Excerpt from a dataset
==============================

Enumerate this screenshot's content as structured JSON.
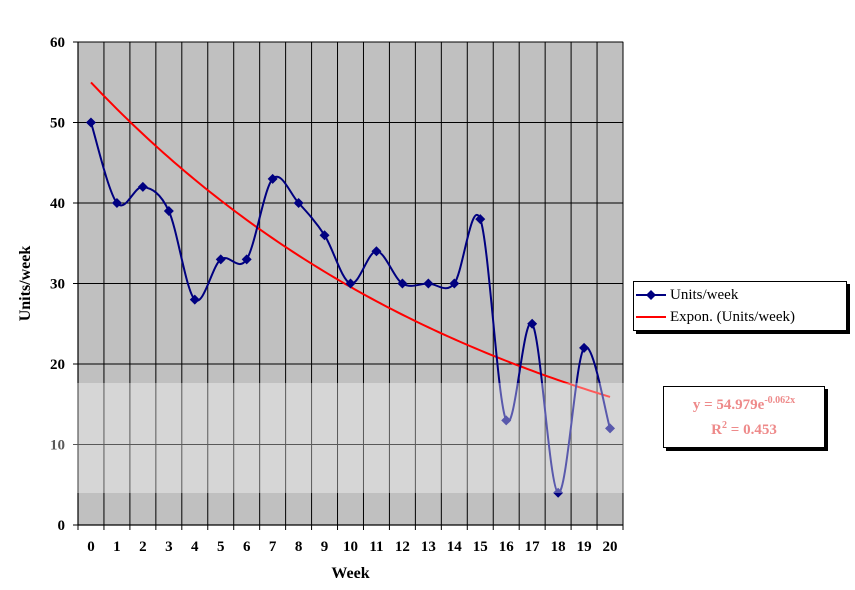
{
  "chart_data": {
    "type": "line",
    "xlabel": "Week",
    "ylabel": "Units/week",
    "x": [
      0,
      1,
      2,
      3,
      4,
      5,
      6,
      7,
      8,
      9,
      10,
      11,
      12,
      13,
      14,
      15,
      16,
      17,
      18,
      19,
      20
    ],
    "series": [
      {
        "name": "Units/week",
        "color": "#000080",
        "marker": "diamond",
        "smooth": true,
        "values": [
          50,
          40,
          42,
          39,
          28,
          33,
          33,
          43,
          40,
          36,
          30,
          34,
          30,
          30,
          30,
          38,
          13,
          25,
          4,
          22,
          12
        ]
      }
    ],
    "trendline": {
      "name": "Expon. (Units/week)",
      "color": "#ff0000",
      "type": "exponential",
      "a": 54.979,
      "b": -0.062
    },
    "equation": {
      "line1_prefix": "y = 54.979e",
      "line1_exponent": "-0.062x",
      "line2_prefix": "R",
      "line2_exponent": "2",
      "line2_suffix": " = 0.453"
    },
    "xlim": [
      0,
      20
    ],
    "ylim": [
      0,
      60
    ],
    "yticks": [
      0,
      10,
      20,
      30,
      40,
      50,
      60
    ],
    "grid": true,
    "plot_background": "#c0c0c0",
    "legend_position": "right"
  }
}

==============================

--- Written task ---
Which lines of the data above contain "name"? Copy each one.

--- Exercise result ---
        "name": "Units/week",
      "name": "Expon. (Units/week)",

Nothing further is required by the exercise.